====== Passage provided

Language, Brain & Behaviour Corpus Analysis Tool
(Formerly known as ONZE Miner)
LaBB-CAT is a browser-based linguistics research tool that stores audio or video recordings, text transcripts, and other annotations.
Annotations of various types can be automatically generated or manually added.
The transcripts and annotations can be searched for particular text or regular expressions. The search results, or entire transcripts, can be viewed or saved in a variety of formats, and the related parts of the recordings can be played or opened in acoustic analysis software, all directly through the web-browser.
LaBB-CAT is essentially a repository for time-aligned transcripts of audio/video recordings. Time-aligned transcripts can produced using Transcriber, Praat, or ELAN (which can be used to create a document lining up the transcript text with the corresponding location in the audio/video recording). The transcript is then uploaded to LaBB-CAT, which allows additional information about the speakers and the transcripts to be stored.
You can also define elicitation tasks that include prompts for participants to read and questions for them to answer.
When a participant does the task (using their browser or a mobile device) their speech is recorded and automatically uploaded directly into LaBB-CAT:
Combining the signal data, the raw orthographic transcriptions, and some third-party data and tools, the transcripts can be automatically annotated, for example:
With the help of data from CELEX, words can be automatically annotated with further data:
- part of speech
With help from the Stanford Parser, editable syntactic trees can be generated for the transcripts:
LaBB-CAT can integrate with IBM Watson's Personality Insights web service, to perform personality analysis on transcripts:
Annotations can be manually added, e.g.
- Topic tagging
- Text tags against individual words
- Time points or intervals can be annotated using Praat:
Once transcripts and annotations are in place, searches can be performed across transcripts which meet certain criteria (e.g. based on age/gender of the speaker, corpus the transcript belongs to, etc.):
When the speakers have been selected, their utterances can be searched for text or regular expressions, across different layers:
This returns a list of all of the utterances from the selected transcripts which match the query.
If desired, this list can be exported, together with relevant speaker and annotation information, directly to a CSV file, ready for further analysis in Excel or R:
Or audio samples can be extracted for analysis:
Or utterance annotations and alignments can be edited directly using the EMU-webApp:
If utterances have been force-aligned, targeted segments can be batch processed en-masse with Praat:
Batch Praat processing can include your own custom Praat scripts:
Alternatively, clicking on an utterance returned by the search produces the full transcript for the speaker involved, positioned with the relevant utterance at the top of the screen. Any part of the transcript can be clicked on, and the corresponding part of the media played:
Directly from the interactive transcript page, the media can be played, other annotation layers can be displayed, the audio for the line can be extracted, or opened in Praat with a corresponding TextGrid containing annotations. Annotations can be added, edited, or removed, and alignments adjusted.

============

**What this exercise asks**
A - For each statement, answer yes or no according to the LaBB-CAT text, and quote the exact words of the text that decide it. (i) LaBB-CAT used to be called ONZE Miner. (ii) Search results can be exported straight to a CSV file. (iii) Syntactic trees are generated with the help of CELEX.
B - Convert the records into a JSON list of strings, one string per line and no blank lines. Begin at the first line of the records and continue through the line that contains "assistant-intro-card: Hey there!".
The records have no connection to the LaBB-CAT text.

====== Records

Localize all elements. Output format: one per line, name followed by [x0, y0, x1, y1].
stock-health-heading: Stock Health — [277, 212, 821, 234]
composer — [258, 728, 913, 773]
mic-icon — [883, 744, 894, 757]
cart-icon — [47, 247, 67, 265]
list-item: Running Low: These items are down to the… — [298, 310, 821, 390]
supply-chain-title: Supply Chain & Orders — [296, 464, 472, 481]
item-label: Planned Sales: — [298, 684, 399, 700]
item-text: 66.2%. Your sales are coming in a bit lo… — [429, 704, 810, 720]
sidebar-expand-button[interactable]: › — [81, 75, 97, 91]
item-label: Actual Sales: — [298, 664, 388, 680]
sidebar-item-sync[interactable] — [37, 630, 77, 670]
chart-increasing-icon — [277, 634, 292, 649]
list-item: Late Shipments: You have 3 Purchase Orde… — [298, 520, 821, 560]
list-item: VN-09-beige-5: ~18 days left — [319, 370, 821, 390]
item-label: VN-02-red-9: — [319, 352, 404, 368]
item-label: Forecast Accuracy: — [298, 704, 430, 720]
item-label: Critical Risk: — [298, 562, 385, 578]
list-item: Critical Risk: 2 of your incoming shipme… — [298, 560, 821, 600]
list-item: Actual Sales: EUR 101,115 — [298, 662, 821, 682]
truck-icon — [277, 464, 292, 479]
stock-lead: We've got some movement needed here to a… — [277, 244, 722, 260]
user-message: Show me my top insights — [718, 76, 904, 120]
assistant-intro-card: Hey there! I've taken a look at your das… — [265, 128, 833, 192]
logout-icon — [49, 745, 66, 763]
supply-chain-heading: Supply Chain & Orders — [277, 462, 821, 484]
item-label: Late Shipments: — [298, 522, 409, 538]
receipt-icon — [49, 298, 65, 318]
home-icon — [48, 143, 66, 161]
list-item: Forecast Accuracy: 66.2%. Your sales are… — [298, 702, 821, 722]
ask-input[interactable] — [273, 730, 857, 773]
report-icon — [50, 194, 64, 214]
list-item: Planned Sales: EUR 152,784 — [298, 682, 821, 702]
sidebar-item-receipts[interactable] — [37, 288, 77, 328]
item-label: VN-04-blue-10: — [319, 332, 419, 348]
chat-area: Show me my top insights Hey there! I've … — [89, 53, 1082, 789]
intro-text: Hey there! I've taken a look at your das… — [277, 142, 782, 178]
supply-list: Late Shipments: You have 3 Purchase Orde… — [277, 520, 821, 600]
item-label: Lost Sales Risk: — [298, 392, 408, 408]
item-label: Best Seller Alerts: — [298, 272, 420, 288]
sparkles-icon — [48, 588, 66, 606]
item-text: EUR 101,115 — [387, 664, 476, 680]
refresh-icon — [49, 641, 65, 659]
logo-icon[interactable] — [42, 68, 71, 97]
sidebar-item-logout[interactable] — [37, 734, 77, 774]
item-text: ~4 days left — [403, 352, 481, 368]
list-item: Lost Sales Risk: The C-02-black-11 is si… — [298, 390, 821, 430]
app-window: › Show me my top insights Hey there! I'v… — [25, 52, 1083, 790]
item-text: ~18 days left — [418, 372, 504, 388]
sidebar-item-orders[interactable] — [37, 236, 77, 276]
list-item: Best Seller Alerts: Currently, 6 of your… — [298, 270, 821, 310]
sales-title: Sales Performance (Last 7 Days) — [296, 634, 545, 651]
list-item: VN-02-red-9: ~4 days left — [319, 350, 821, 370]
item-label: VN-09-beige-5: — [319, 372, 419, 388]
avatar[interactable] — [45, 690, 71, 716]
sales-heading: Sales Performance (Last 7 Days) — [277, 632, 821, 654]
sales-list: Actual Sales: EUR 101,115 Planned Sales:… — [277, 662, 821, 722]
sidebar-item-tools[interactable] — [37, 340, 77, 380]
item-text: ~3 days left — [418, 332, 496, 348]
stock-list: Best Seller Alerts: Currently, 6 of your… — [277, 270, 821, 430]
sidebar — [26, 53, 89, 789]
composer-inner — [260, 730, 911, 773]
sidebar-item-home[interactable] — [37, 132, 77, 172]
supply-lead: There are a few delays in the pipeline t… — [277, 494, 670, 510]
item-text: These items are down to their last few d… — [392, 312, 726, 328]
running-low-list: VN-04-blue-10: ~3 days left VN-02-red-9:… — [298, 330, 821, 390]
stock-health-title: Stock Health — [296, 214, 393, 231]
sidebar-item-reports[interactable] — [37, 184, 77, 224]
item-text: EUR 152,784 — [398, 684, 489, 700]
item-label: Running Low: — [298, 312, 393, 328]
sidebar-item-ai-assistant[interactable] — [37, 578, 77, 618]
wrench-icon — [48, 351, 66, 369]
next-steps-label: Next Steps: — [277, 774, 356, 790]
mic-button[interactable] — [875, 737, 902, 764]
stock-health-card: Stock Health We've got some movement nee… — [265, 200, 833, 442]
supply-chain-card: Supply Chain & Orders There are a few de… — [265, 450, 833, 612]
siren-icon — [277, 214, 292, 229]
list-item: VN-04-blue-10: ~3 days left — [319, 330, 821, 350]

============

**Answers per task**
A -
(i) Yes: "(Formerly known as ONZE Miner)"
(ii) Yes: "this list can be exported, together with relevant speaker and annotation information, directly to a CSV file"
(iii) No: "With help from the Stanford Parser, editable syntactic trees can be generated for the transcripts"

B -
[
  "Localize all elements. Output format: one per line, name followed by [x0, y0, x1, y1].",
  "stock-health-heading: Stock Health — [277, 212, 821, 234]",
  "composer — [258, 728, 913, 773]",
  "mic-icon — [883, 744, 894, 757]",
  "cart-icon — [47, 247, 67, 265]",
  "list-item: Running Low: These items are down to the… — [298, 310, 821, 390]",
  "supply-chain-title: Supply Chain & Orders — [296, 464, 472, 481]",
  "item-label: Planned Sales: — [298, 684, 399, 700]",
  "item-text: 66.2%. Your sales are coming in a bit lo… — [429, 704, 810, 720]",
  "sidebar-expand-button[interactable]: › — [81, 75, 97, 91]",
  "item-label: Actual Sales: — [298, 664, 388, 680]",
  "sidebar-item-sync[interactable] — [37, 630, 77, 670]",
  "chart-increasing-icon — [277, 634, 292, 649]",
  "list-item: Late Shipments: You have 3 Purchase Orde… — [298, 520, 821, 560]",
  "list-item: VN-09-beige-5: ~18 days left — [319, 370, 821, 390]",
  "item-label: VN-02-red-9: — [319, 352, 404, 368]",
  "item-label: Forecast Accuracy: — [298, 704, 430, 720]",
  "item-label: Critical Risk: — [298, 562, 385, 578]",
  "list-item: Critical Risk: 2 of your incoming shipme… — [298, 560, 821, 600]",
  "list-item: Actual Sales: EUR 101,115 — [298, 662, 821, 682]",
  "truck-icon — [277, 464, 292, 479]",
  "stock-lead: We've got some movement needed here to a… — [277, 244, 722, 260]",
  "user-message: Show me my top insights — [718, 76, 904, 120]",
  "assistant-intro-card: Hey there! I've taken a look at your das… — [265, 128, 833, 192]"
]